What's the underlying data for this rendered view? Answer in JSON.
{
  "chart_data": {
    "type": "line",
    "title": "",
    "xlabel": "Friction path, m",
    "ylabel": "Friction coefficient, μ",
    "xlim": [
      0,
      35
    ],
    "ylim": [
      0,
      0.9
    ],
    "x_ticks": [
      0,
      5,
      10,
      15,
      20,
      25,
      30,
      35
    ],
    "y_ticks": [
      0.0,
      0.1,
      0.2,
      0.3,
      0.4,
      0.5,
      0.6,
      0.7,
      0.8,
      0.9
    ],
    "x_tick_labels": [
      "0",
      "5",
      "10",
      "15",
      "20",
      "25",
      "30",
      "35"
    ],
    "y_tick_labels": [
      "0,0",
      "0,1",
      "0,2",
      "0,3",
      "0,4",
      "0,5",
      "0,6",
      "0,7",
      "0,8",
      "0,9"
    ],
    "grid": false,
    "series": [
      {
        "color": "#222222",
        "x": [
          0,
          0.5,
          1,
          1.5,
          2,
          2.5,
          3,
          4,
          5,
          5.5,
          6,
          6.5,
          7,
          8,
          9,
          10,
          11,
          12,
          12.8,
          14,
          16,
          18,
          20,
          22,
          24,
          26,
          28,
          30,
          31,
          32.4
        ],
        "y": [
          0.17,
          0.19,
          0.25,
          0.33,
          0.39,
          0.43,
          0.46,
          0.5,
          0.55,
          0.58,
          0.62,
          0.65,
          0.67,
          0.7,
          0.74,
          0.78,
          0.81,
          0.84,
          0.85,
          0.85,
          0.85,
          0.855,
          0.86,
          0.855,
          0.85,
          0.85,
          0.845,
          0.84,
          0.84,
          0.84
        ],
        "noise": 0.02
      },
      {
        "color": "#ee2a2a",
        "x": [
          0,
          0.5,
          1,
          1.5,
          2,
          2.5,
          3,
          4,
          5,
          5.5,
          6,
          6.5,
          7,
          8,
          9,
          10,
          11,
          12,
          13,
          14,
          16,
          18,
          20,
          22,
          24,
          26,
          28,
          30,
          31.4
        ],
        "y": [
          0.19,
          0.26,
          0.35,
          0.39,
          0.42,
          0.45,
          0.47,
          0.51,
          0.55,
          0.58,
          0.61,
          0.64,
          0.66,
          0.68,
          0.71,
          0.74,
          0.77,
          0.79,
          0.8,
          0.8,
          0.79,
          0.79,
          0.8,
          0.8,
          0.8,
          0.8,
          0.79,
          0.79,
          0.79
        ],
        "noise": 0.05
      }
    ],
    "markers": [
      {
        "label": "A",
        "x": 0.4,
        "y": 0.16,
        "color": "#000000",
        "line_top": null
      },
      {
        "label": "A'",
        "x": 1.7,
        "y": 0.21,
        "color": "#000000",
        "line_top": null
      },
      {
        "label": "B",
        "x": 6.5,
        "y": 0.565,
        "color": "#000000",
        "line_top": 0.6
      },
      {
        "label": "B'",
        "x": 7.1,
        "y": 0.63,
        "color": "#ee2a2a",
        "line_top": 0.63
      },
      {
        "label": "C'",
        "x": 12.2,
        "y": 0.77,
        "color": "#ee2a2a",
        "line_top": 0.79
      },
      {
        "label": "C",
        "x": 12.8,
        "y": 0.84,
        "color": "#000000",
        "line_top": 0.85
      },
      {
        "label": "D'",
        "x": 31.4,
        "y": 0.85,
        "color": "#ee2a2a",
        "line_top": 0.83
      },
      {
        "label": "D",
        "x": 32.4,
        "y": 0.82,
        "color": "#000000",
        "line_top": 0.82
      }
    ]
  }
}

────────

Print the listing above in full, exactly as it is.

Reply to the exercise:
What's the underlying data for this rendered view? Answer in JSON.
{
  "chart_data": {
    "type": "line",
    "title": "",
    "xlabel": "Friction path, m",
    "ylabel": "Friction coefficient, μ",
    "xlim": [
      0,
      35
    ],
    "ylim": [
      0,
      0.9
    ],
    "x_ticks": [
      0,
      5,
      10,
      15,
      20,
      25,
      30,
      35
    ],
    "y_ticks": [
      0.0,
      0.1,
      0.2,
      0.3,
      0.4,
      0.5,
      0.6,
      0.7,
      0.8,
      0.9
    ],
    "x_tick_labels": [
      "0",
      "5",
      "10",
      "15",
      "20",
      "25",
      "30",
      "35"
    ],
    "y_tick_labels": [
      "0,0",
      "0,1",
      "0,2",
      "0,3",
      "0,4",
      "0,5",
      "0,6",
      "0,7",
      "0,8",
      "0,9"
    ],
    "grid": false,
    "series": [
      {
        "color": "#222222",
        "x": [
          0,
          0.5,
          1,
          1.5,
          2,
          2.5,
          3,
          4,
          5,
          5.5,
          6,
          6.5,
          7,
          8,
          9,
          10,
          11,
          12,
          12.8,
          14,
          16,
          18,
          20,
          22,
          24,
          26,
          28,
          30,
          31,
          32.4
        ],
        "y": [
          0.17,
          0.19,
          0.25,
          0.33,
          0.39,
          0.43,
          0.46,
          0.5,
          0.55,
          0.58,
          0.62,
          0.65,
          0.67,
          0.7,
          0.74,
          0.78,
          0.81,
          0.84,
          0.85,
          0.85,
          0.85,
          0.855,
          0.86,
          0.855,
          0.85,
          0.85,
          0.845,
          0.84,
          0.84,
          0.84
        ],
        "noise": 0.02
      },
      {
        "color": "#ee2a2a",
        "x": [
          0,
          0.5,
          1,
          1.5,
          2,
          2.5,
          3,
          4,
          5,
          5.5,
          6,
          6.5,
          7,
          8,
          9,
          10,
          11,
          12,
          13,
          14,
          16,
          18,
          20,
          22,
          24,
          26,
          28,
          30,
          31.4
        ],
        "y": [
          0.19,
          0.26,
          0.35,
          0.39,
          0.42,
          0.45,
          0.47,
          0.51,
          0.55,
          0.58,
          0.61,
          0.64,
          0.66,
          0.68,
          0.71,
          0.74,
          0.77,
          0.79,
          0.8,
          0.8,
          0.79,
          0.79,
          0.8,
          0.8,
          0.8,
          0.8,
          0.79,
          0.79,
          0.79
        ],
        "noise": 0.05
      }
    ],
    "markers": [
      {
        "label": "A",
        "x": 0.4,
        "y": 0.16,
        "color": "#000000",
        "line_top": null
      },
      {
        "label": "A'",
        "x": 1.7,
        "y": 0.21,
        "color": "#000000",
        "line_top": null
      },
      {
        "label": "B",
        "x": 6.5,
        "y": 0.565,
        "color": "#000000",
        "line_top": 0.6
      },
      {
        "label": "B'",
        "x": 7.1,
        "y": 0.63,
        "color": "#ee2a2a",
        "line_top": 0.63
      },
      {
        "label": "C'",
        "x": 12.2,
        "y": 0.77,
        "color": "#ee2a2a",
        "line_top": 0.79
      },
      {
        "label": "C",
        "x": 12.8,
        "y": 0.84,
        "color": "#000000",
        "line_top": 0.85
      },
      {
        "label": "D'",
        "x": 31.4,
        "y": 0.85,
        "color": "#ee2a2a",
        "line_top": 0.83
      },
      {
        "label": "D",
        "x": 32.4,
        "y": 0.82,
        "color": "#000000",
        "line_top": 0.82
      }
    ]
  }
}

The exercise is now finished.